§ Problem
Identify and reproduce every line holding the string "JSON".

§ Stored data
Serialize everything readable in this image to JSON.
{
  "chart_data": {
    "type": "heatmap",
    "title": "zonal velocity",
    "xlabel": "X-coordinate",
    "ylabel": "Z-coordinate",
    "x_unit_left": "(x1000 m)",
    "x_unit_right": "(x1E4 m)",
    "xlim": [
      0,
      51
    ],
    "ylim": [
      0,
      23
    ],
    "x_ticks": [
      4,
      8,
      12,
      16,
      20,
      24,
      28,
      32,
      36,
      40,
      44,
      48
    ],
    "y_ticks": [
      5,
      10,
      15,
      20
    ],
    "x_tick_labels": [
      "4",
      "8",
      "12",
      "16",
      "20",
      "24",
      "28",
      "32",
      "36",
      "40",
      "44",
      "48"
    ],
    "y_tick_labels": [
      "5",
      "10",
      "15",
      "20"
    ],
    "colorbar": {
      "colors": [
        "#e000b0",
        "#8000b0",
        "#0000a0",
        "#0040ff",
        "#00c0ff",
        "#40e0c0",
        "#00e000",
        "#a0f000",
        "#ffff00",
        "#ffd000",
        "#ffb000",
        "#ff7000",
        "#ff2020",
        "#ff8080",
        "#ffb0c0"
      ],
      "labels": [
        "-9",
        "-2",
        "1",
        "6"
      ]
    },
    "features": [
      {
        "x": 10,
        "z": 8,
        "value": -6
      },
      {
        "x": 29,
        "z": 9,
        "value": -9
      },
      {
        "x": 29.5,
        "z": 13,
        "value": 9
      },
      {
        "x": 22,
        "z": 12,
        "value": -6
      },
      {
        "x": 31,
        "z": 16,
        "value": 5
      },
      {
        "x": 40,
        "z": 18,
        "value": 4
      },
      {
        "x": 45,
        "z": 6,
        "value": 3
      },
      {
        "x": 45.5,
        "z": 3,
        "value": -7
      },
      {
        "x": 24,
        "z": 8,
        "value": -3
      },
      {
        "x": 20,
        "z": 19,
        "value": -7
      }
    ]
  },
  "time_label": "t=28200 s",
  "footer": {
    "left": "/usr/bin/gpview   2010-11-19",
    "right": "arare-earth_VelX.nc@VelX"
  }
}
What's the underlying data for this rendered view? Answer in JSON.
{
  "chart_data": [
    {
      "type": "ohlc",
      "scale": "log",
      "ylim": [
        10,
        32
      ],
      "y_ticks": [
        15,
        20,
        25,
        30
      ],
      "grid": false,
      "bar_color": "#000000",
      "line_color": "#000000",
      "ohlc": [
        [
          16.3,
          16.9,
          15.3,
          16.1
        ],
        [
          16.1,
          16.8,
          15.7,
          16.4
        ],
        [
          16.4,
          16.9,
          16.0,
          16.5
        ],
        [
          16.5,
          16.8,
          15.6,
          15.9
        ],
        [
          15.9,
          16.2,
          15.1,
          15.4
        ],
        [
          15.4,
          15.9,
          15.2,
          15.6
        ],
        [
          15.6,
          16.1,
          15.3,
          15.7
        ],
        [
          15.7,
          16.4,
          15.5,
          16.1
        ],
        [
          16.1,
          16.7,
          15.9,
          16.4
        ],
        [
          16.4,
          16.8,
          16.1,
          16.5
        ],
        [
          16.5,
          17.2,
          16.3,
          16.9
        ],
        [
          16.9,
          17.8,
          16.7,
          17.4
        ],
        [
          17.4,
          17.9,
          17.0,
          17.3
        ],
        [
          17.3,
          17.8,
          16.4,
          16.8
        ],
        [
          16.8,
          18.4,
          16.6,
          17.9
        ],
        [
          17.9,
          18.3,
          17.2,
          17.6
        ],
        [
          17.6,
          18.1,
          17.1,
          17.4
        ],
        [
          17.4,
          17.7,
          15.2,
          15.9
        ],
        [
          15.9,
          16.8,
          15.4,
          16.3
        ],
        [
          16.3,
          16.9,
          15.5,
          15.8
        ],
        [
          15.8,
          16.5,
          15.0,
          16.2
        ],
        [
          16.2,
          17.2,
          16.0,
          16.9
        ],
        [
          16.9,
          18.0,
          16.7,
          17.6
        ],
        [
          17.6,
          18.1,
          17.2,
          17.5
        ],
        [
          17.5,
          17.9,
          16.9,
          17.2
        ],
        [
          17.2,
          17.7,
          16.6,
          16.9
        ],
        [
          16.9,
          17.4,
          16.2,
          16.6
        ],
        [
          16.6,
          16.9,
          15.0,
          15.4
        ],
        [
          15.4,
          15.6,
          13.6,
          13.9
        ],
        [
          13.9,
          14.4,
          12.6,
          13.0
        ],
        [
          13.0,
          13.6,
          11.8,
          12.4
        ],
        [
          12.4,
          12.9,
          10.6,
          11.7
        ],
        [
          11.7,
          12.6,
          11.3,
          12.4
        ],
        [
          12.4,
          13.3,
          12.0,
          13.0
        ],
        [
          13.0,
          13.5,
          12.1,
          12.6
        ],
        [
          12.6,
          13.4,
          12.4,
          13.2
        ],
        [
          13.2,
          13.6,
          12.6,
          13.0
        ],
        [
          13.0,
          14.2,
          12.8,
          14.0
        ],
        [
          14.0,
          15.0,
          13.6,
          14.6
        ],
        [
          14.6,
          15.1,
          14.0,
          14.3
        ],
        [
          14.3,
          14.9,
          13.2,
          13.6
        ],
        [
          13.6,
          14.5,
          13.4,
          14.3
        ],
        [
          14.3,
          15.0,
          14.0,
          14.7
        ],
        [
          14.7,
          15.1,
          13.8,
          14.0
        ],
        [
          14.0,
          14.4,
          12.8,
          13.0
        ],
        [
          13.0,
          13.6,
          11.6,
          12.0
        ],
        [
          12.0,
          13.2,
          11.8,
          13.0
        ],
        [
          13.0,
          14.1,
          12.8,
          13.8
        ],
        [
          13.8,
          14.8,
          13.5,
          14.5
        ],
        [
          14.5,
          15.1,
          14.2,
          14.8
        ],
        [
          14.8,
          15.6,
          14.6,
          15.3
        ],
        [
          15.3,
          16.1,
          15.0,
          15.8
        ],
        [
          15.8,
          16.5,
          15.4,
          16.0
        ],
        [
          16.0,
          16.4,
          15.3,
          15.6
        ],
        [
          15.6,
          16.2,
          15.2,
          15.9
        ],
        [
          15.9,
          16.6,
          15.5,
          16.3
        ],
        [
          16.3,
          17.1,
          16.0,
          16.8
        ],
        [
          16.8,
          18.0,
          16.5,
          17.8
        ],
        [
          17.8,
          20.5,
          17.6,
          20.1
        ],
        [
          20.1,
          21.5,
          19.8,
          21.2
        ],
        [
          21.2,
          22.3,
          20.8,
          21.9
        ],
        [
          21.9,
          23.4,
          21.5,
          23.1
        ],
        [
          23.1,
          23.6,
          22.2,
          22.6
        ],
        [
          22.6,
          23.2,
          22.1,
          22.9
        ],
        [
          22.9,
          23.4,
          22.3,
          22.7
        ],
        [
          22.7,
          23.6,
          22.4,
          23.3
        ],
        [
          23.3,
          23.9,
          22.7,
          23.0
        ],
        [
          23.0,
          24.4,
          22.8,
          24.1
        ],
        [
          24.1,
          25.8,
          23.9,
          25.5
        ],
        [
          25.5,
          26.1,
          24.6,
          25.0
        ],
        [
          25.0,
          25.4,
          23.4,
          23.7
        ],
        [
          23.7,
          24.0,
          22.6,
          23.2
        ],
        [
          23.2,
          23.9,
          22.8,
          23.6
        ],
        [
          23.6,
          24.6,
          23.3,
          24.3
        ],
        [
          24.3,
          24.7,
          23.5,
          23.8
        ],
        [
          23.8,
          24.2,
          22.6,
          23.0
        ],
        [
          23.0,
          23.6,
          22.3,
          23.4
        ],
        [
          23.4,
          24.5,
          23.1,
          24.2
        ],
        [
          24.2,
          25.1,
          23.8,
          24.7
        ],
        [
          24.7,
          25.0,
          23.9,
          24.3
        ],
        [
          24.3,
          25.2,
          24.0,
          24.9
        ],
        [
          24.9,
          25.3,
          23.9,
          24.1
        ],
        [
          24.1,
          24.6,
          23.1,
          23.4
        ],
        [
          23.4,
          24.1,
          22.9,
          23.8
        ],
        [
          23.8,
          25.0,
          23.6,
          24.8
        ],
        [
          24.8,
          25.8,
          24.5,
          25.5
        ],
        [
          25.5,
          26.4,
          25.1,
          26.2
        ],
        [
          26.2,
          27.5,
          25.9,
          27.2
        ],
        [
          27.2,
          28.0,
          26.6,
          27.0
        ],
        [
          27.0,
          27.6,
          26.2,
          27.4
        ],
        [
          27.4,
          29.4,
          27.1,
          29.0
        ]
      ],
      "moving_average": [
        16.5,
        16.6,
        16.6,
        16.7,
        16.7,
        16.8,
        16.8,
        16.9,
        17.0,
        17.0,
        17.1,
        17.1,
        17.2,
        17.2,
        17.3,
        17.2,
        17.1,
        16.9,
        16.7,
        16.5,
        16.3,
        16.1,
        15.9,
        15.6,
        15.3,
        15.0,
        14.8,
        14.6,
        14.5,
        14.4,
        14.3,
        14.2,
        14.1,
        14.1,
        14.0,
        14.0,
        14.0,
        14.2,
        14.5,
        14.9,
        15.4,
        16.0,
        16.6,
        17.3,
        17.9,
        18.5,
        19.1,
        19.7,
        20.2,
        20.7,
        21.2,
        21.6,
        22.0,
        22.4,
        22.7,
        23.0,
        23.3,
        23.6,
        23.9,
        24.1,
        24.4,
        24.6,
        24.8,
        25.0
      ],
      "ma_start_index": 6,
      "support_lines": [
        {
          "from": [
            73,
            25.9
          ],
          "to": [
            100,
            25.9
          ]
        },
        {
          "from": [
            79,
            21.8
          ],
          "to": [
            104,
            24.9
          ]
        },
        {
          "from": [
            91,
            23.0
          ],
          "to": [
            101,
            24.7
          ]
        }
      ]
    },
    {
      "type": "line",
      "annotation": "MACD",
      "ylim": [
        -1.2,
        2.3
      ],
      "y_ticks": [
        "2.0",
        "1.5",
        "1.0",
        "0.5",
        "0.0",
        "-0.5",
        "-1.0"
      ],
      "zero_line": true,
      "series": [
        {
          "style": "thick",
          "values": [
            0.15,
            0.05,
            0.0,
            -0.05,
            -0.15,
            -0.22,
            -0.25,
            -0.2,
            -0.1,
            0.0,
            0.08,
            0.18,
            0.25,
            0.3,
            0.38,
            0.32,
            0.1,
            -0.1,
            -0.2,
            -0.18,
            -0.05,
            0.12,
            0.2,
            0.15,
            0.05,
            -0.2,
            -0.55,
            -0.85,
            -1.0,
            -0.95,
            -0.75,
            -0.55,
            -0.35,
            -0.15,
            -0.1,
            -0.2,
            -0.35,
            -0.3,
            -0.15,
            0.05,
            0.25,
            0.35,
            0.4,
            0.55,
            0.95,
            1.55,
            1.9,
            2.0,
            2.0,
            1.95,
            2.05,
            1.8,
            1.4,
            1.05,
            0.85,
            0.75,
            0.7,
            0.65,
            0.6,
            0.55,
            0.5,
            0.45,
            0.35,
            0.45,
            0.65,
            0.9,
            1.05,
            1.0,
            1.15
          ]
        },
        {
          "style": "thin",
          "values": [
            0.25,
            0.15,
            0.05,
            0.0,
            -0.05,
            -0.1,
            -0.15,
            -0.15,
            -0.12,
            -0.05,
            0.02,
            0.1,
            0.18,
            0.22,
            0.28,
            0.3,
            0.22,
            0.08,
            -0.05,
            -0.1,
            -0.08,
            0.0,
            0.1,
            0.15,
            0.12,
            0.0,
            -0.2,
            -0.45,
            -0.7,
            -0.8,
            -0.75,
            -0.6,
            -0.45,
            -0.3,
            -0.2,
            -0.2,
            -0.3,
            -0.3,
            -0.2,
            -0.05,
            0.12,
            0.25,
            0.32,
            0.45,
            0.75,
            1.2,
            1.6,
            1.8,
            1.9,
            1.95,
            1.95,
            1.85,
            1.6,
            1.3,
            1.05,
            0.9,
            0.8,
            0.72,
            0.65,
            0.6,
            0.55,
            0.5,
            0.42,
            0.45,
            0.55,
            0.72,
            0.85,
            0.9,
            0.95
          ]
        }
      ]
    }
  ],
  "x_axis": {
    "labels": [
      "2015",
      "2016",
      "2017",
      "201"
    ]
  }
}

§ Output of the task
Serialize everything readable in this image to JSON.
What's the underlying data for this rendered view? Answer in JSON.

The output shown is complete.